**Extracto facilitado**.
———

Regla general
El solideo recibe también el nombre de submitrale porque el obispo puede llevarlo debajo de la mitra. Esta práctica explica la forma ajustada del solideo y su colocación en la cabeza del obispo durante los actos pontificales.
La mitra cubre la cabeza del obispo en determinados momentos de la liturgia. El solideo queda entonces debajo de ella, pero no como una segunda mitra ni como un ornamento independiente. Ambas prendas cumplen funciones diferentes:
- La mitra es un ornamento pontifical.
- El solideo es una prenda clerical de menor tamaño.
- La mitra manifiesta la dignidad y función pontifical del obispo.
- El solideo acompaña la indumentaria del prelado y cubre la coronilla cuando la mitra no la cubre.
Cuándo debe llevarse bajo la mitra
El Caeremoniale Episcoporum regula la combinación de la mitra y el solideo dentro del conjunto de las ceremonias pontificales. El obispo lleva normalmente el solideo bajo la mitra mientras utiliza esta última, salvo en los momentos en que la disciplina litúrgica exige descubrir la cabeza o retirar también el solideo.
La regla práctica puede resumirse así:
- Durante los momentos en que el obispo lleva la mitra, el solideo queda colocado debajo de ella.
- Durante las oraciones, el obispo deja la mitra, y el solideo tampoco permanece puesto cuando la rúbrica prescribe la cabeza descubierta.
- Durante la Plegaria eucarística o Canon, el obispo se quita la mitra y el solideo.
- Durante la proclamación del Evangelio, la mitra se deja según las normas del rito, y el solideo sigue la misma disciplina de la cabeza descubierta.
- Durante la bendición solemne, el obispo vuelve a utilizar la mitra cuando la rúbrica lo determina, pero no debe conservarla ni colocársela mientras realiza acciones para las que el ceremonial prescribe descubrirse.

———

**Filas facilitadas**.
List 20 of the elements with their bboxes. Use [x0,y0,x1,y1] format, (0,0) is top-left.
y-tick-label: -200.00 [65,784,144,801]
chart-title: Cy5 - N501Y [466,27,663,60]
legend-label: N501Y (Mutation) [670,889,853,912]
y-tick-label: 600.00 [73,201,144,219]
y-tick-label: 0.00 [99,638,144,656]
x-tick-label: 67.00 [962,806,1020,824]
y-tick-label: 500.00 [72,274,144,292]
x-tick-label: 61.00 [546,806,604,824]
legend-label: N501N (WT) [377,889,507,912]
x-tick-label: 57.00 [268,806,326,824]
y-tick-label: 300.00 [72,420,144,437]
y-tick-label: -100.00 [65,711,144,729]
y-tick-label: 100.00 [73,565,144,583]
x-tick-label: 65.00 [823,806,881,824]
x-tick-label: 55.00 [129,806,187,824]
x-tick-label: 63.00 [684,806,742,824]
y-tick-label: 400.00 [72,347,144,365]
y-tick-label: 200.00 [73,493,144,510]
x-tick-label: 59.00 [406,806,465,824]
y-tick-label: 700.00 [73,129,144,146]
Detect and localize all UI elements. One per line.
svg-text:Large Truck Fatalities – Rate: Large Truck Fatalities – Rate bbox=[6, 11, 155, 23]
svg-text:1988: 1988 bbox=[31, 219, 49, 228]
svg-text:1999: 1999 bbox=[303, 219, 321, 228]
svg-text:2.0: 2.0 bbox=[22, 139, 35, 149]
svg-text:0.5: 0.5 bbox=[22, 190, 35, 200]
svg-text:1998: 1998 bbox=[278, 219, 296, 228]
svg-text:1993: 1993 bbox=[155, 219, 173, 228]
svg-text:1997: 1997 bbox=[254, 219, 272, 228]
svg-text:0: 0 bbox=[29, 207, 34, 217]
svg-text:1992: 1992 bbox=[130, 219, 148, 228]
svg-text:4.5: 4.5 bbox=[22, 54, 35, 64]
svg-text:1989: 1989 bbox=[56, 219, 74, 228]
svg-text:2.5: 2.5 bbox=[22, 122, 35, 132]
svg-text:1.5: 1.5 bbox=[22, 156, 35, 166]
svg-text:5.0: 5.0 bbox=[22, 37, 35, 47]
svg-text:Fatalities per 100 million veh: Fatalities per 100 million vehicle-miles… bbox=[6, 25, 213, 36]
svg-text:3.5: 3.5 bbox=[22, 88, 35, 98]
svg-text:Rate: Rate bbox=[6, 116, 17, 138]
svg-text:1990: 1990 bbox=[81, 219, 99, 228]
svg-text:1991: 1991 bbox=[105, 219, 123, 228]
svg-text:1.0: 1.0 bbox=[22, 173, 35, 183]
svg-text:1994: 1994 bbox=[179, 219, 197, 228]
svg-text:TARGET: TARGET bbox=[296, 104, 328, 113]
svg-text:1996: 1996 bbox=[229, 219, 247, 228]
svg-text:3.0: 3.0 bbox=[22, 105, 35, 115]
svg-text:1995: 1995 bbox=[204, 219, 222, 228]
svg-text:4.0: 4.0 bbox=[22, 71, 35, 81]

———

**Actividad**.
Resume en menos palabras el párrafo del extracto que empieza por «El Caeremoniale Episcoporum regula» sin perder sus datos principales. Las filas no tienen relación con el extracto.

**Solución propuesta**.
El Caeremoniale Episcoporum regula cómo se combinan mitra y solideo en las ceremonias pontificales. Según esta regla, el obispo suele llevar el solideo bajo la mitra mientras la usa, salvo cuando la disciplina litúrgica exige descubrir la cabeza o quitarse también el solideo.